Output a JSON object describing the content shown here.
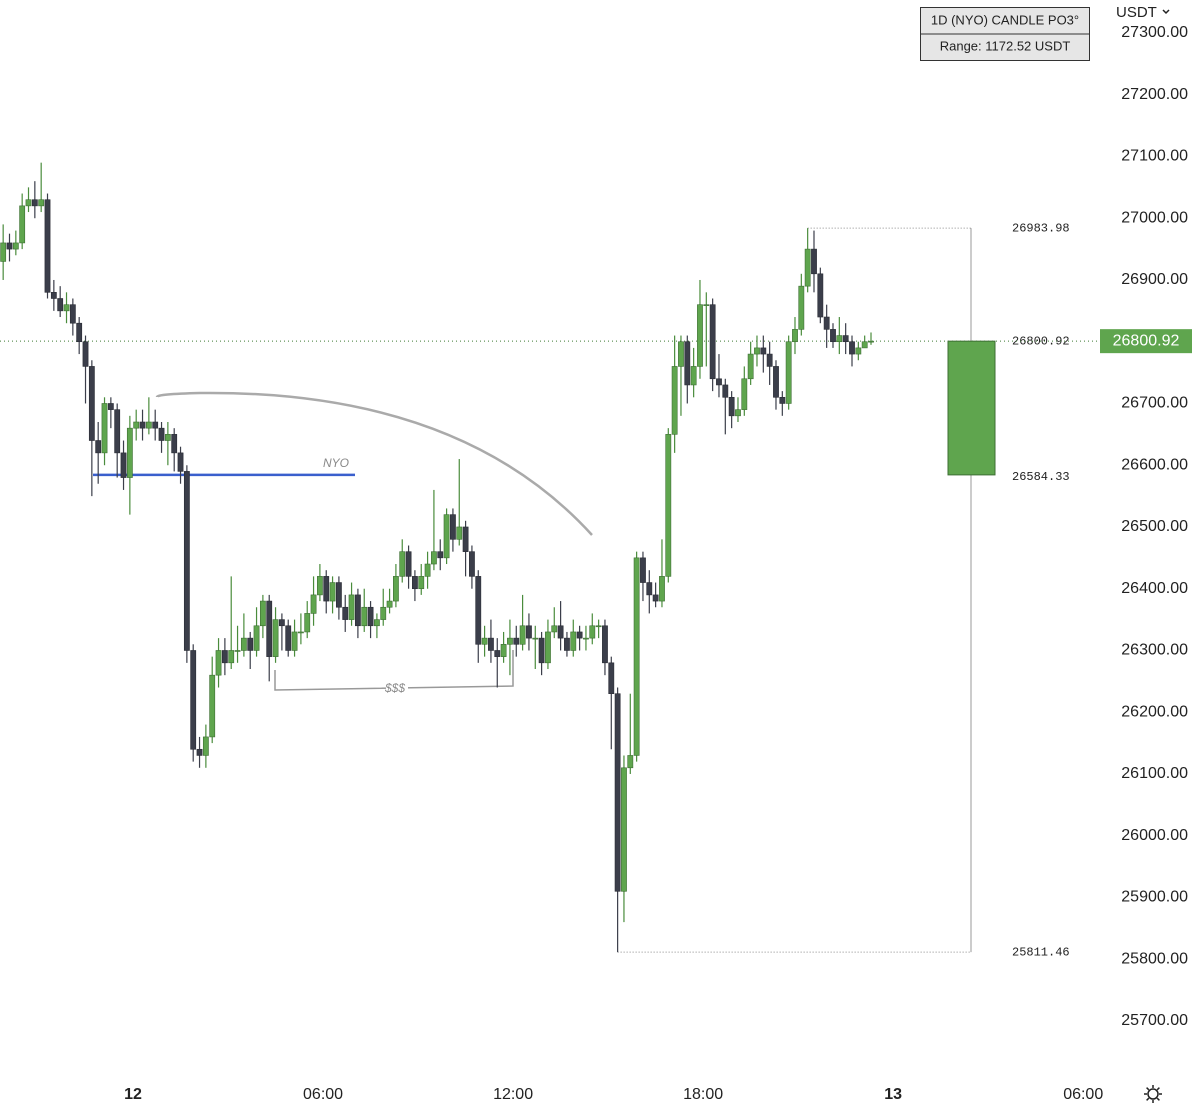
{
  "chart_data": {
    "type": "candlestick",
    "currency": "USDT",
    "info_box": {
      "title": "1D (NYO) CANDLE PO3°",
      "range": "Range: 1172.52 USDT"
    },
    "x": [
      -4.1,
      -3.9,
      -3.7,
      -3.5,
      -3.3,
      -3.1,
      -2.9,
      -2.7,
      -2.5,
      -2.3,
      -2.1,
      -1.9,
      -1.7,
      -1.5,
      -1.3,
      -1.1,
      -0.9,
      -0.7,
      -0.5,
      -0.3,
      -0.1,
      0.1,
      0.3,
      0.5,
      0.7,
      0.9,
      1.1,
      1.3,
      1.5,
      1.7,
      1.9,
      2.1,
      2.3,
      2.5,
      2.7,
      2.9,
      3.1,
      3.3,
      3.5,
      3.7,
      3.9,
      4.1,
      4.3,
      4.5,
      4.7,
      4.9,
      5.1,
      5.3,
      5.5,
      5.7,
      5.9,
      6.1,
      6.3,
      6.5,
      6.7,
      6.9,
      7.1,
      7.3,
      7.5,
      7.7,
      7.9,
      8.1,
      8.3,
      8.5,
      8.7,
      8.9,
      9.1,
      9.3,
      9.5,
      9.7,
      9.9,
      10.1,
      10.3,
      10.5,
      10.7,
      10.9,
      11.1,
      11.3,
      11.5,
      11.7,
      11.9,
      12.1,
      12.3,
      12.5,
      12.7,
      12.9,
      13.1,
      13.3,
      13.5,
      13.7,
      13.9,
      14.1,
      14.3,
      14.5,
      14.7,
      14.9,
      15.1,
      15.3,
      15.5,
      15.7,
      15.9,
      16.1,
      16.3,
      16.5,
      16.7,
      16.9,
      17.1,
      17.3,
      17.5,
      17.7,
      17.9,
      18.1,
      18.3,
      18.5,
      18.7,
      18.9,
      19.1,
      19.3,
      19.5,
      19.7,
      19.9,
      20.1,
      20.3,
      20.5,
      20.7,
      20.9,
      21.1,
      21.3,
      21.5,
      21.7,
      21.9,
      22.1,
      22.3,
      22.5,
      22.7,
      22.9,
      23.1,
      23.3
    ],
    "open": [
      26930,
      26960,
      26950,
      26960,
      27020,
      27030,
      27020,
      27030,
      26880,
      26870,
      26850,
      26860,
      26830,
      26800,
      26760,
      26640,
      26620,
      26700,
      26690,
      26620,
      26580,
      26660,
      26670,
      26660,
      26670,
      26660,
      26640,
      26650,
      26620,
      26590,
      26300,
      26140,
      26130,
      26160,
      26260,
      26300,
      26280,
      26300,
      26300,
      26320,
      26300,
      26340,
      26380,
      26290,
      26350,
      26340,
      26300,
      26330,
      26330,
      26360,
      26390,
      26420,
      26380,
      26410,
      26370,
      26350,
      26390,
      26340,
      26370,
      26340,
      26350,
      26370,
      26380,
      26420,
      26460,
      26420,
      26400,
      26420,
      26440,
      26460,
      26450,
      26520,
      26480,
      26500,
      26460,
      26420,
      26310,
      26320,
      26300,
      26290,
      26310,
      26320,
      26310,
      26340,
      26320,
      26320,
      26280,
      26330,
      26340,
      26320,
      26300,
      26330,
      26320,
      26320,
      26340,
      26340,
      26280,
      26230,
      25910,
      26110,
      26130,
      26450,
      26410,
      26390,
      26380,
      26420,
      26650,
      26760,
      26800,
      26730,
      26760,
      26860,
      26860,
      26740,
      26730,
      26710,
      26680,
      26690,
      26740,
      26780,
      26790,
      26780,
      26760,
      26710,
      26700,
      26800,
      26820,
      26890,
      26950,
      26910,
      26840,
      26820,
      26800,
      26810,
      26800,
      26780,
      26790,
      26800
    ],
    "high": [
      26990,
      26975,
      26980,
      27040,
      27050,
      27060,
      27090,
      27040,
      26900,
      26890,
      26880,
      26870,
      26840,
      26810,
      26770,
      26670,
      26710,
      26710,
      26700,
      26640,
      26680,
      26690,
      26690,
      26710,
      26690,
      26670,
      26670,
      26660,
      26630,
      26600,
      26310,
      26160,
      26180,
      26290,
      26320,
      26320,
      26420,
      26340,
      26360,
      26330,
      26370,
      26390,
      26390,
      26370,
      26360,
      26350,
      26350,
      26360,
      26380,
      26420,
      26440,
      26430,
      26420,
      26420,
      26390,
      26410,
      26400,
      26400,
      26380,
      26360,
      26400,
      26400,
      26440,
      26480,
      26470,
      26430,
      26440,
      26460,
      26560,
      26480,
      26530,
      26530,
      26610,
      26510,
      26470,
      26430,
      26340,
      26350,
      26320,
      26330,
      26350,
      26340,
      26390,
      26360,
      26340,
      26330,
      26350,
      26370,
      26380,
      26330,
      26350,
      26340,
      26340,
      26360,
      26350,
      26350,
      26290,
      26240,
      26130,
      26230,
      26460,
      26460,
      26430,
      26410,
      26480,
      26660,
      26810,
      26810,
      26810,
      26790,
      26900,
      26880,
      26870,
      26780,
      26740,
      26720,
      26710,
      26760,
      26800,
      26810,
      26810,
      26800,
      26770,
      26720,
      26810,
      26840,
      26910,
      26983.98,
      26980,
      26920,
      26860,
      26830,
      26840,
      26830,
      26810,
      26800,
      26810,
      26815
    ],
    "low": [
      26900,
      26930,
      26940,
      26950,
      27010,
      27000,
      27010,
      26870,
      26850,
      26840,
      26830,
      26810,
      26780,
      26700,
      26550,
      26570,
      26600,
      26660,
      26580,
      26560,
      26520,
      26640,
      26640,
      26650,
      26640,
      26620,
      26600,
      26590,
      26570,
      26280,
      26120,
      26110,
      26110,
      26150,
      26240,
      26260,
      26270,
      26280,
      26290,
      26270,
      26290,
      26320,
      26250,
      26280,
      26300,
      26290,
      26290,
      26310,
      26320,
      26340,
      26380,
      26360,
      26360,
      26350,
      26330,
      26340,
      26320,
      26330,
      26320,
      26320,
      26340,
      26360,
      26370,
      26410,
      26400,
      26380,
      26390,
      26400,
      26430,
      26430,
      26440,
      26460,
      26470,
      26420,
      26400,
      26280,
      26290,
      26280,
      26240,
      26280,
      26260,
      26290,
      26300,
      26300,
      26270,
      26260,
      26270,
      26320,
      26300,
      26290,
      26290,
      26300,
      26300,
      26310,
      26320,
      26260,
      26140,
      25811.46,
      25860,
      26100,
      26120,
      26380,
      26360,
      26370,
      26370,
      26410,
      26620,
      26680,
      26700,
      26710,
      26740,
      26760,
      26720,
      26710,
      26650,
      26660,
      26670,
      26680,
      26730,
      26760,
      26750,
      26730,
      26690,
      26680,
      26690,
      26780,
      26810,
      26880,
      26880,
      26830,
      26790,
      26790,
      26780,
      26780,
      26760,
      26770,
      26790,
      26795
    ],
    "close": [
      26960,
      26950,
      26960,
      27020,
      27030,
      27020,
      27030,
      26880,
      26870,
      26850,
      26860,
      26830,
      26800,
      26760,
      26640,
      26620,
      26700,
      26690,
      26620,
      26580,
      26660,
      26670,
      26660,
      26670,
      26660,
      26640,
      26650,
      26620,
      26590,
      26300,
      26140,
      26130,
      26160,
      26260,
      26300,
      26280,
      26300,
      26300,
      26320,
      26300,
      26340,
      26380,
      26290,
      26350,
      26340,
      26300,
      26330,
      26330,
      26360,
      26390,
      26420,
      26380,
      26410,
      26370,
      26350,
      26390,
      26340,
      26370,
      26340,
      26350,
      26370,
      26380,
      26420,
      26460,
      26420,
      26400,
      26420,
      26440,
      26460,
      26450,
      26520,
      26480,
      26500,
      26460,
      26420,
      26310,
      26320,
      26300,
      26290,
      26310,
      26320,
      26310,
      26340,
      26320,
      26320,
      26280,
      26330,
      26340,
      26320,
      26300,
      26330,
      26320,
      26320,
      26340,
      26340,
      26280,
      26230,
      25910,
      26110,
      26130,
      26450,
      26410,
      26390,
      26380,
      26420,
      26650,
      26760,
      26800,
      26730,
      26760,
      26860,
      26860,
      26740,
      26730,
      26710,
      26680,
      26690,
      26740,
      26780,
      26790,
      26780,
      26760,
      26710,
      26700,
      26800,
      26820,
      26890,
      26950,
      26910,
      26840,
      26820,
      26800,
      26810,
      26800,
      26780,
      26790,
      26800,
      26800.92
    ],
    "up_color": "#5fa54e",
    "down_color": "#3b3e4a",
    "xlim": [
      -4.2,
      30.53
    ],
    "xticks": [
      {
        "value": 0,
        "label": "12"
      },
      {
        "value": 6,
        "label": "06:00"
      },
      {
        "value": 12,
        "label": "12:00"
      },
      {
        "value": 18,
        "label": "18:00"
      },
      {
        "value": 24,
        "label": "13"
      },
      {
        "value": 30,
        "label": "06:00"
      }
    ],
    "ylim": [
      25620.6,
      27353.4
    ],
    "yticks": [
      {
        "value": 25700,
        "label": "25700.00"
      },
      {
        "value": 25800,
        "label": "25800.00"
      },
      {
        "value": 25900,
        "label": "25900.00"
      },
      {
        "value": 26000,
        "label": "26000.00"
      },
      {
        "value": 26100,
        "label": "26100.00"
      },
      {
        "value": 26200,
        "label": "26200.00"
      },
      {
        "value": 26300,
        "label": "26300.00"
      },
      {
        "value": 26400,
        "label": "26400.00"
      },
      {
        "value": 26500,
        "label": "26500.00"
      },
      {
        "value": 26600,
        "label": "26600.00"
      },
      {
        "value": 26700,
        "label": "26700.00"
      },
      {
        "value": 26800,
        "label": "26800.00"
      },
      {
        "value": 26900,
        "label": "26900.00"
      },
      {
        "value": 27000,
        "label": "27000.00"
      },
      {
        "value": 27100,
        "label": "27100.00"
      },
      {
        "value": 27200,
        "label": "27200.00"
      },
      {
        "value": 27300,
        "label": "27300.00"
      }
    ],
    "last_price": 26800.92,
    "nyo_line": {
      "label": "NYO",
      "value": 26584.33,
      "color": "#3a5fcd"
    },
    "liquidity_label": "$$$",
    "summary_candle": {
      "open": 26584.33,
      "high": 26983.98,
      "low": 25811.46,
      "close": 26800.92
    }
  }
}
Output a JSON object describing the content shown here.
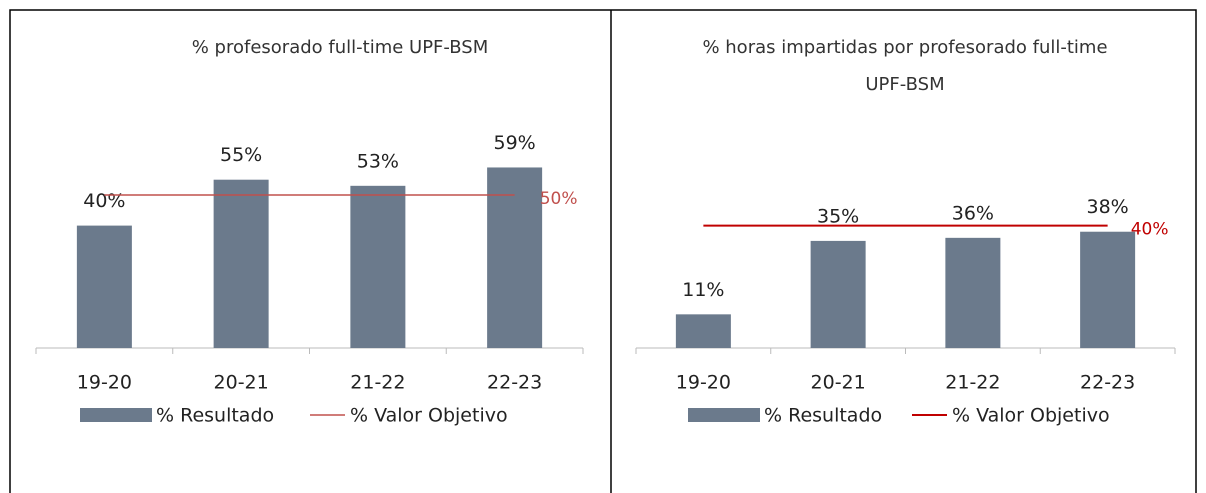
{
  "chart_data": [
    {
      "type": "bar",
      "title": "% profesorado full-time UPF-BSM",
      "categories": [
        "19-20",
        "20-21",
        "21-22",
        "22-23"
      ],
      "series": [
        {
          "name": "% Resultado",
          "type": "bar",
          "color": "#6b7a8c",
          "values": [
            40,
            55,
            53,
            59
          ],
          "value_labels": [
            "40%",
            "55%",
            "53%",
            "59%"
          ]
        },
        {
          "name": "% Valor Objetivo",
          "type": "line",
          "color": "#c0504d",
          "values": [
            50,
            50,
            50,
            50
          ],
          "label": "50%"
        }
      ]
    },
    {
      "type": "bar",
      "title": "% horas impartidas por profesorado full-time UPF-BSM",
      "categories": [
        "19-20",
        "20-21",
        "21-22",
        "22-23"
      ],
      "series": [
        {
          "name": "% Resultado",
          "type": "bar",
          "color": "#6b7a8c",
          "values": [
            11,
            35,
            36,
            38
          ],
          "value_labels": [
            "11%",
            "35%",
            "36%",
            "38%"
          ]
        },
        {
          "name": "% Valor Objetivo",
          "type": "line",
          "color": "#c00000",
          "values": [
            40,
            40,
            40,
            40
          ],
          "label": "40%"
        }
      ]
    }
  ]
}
------------------------------------------------
Which lines hold the string "full"? List them all.

**Worked answer**
      "title": "% profesorado full-time UPF-BSM",
      "title": "% horas impartidas por profesorado full-time UPF-BSM",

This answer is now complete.